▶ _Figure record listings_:
※
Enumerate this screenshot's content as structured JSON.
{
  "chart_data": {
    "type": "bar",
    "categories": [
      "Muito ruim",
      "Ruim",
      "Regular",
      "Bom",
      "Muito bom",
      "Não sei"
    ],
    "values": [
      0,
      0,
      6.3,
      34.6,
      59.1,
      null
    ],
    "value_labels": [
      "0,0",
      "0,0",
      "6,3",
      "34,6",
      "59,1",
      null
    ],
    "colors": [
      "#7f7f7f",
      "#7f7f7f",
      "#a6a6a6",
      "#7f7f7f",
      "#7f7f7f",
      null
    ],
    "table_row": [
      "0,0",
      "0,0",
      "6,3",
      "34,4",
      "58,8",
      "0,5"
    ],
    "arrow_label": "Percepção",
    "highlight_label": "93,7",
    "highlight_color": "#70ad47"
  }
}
※
▶ _PROBLEM_:
Exactly as shown, repeat every record.

▶ _RESPONSE_:
Enumerate this screenshot's content as structured JSON.
{
  "chart_data": {
    "type": "bar",
    "categories": [
      "Muito ruim",
      "Ruim",
      "Regular",
      "Bom",
      "Muito bom",
      "Não sei"
    ],
    "values": [
      0,
      0,
      6.3,
      34.6,
      59.1,
      null
    ],
    "value_labels": [
      "0,0",
      "0,0",
      "6,3",
      "34,6",
      "59,1",
      null
    ],
    "colors": [
      "#7f7f7f",
      "#7f7f7f",
      "#a6a6a6",
      "#7f7f7f",
      "#7f7f7f",
      null
    ],
    "table_row": [
      "0,0",
      "0,0",
      "6,3",
      "34,4",
      "58,8",
      "0,5"
    ],
    "arrow_label": "Percepção",
    "highlight_label": "93,7",
    "highlight_color": "#70ad47"
  }
}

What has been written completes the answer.